Each entry below should be reproduced character for character.
..............................
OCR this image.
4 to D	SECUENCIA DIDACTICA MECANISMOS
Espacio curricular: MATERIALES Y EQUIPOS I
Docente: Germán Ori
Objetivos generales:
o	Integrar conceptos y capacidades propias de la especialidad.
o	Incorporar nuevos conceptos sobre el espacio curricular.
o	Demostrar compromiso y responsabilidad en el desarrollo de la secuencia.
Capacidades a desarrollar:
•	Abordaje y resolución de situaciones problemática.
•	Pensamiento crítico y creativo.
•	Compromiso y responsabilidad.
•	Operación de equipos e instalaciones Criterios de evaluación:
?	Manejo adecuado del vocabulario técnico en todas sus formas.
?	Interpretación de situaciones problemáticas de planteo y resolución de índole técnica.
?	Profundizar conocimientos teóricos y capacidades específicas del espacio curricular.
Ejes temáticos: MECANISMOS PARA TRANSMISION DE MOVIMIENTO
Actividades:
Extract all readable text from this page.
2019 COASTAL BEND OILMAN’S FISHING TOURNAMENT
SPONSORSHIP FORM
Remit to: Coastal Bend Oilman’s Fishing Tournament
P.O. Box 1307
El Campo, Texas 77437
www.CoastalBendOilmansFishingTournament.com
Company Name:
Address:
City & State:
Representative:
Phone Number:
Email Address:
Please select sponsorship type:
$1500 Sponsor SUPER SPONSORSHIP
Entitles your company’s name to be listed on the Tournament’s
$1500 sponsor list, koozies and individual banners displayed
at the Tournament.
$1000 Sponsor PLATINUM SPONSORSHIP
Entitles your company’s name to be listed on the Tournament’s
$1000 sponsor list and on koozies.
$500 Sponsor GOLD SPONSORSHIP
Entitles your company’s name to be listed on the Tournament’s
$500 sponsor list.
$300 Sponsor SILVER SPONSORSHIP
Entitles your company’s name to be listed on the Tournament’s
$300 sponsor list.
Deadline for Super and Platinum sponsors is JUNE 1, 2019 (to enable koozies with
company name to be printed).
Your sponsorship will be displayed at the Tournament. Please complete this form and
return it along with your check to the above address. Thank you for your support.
..............................
Response below —
OCR this image.
4 to D	SECUENCIA DIDACTICA MECANISMOS
Espacio curricular: MATERIALES Y EQUIPOS I
Docente: Germán Ori
Objetivos generales:
o	Integrar conceptos y capacidades propias de la especialidad.
o	Incorporar nuevos conceptos sobre el espacio curricular.
o	Demostrar compromiso y responsabilidad en el desarrollo de la secuencia.
Capacidades a desarrollar:
•	Abordaje y resolución de situaciones problemática.
•	Pensamiento crítico y creativo.
•	Compromiso y responsabilidad.
•	Operación de equipos e instalaciones Criterios de evaluación:
?	Manejo adecuado del vocabulario técnico en todas sus formas.
?	Interpretación de situaciones problemáticas de planteo y resolución de índole técnica.
?	Profundizar conocimientos teóricos y capacidades específicas del espacio curricular.
Ejes temáticos: MECANISMOS PARA TRANSMISION DE MOVIMIENTO
Actividades:
Extract all readable text from this page.
2019 COASTAL BEND OILMAN’S FISHING TOURNAMENT
SPONSORSHIP FORM
Remit to: Coastal Bend Oilman’s Fishing Tournament
P.O. Box 1307
El Campo, Texas 77437
www.CoastalBendOilmansFishingTournament.com
Company Name:
Address:
City & State:
Representative:
Phone Number:
Email Address:
Please select sponsorship type:
$1500 Sponsor SUPER SPONSORSHIP
Entitles your company’s name to be listed on the Tournament’s
$1500 sponsor list, koozies and individual banners displayed
at the Tournament.
$1000 Sponsor PLATINUM SPONSORSHIP
Entitles your company’s name to be listed on the Tournament’s
$1000 sponsor list and on koozies.
$500 Sponsor GOLD SPONSORSHIP
Entitles your company’s name to be listed on the Tournament’s
$500 sponsor list.
$300 Sponsor SILVER SPONSORSHIP
Entitles your company’s name to be listed on the Tournament’s
$300 sponsor list.
Deadline for Super and Platinum sponsors is JUNE 1, 2019 (to enable koozies with
company name to be printed).
Your sponsorship will be displayed at the Tournament. Please complete this form and
return it along with your check to the above address. Thank you for your support.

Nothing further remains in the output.